Source records:
— start —

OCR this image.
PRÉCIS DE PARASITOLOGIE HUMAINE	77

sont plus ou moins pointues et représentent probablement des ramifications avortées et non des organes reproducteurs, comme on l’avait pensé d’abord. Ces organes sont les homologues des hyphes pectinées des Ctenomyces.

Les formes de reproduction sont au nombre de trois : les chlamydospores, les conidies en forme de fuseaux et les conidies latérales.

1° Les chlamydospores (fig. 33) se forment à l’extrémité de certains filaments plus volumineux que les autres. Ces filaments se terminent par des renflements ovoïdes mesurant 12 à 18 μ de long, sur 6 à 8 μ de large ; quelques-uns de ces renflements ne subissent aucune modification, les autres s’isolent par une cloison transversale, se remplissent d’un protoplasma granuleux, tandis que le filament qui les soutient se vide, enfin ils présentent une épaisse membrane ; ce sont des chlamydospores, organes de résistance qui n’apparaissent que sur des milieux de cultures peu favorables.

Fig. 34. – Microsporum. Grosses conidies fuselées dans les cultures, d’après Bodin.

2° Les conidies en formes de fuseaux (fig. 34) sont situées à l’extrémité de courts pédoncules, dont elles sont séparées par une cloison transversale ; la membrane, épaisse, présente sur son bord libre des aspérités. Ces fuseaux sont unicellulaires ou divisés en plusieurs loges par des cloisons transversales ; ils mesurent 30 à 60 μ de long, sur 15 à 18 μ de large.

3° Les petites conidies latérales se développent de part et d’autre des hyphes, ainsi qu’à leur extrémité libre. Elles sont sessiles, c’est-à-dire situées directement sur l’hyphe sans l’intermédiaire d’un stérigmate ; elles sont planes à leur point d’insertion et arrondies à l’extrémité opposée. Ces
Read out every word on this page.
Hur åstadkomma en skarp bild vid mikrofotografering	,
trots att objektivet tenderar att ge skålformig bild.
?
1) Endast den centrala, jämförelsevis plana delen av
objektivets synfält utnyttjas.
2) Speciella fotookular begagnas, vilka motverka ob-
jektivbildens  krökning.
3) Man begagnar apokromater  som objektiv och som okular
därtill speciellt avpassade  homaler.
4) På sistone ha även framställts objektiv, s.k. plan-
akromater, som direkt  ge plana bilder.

— end —

» Instructions for the task
Find "plana". Copy every line it occurs in.

» Solution
1) Endast den centrala, jämförelsevis plana delen av
akromater, som direkt  ge plana bilder.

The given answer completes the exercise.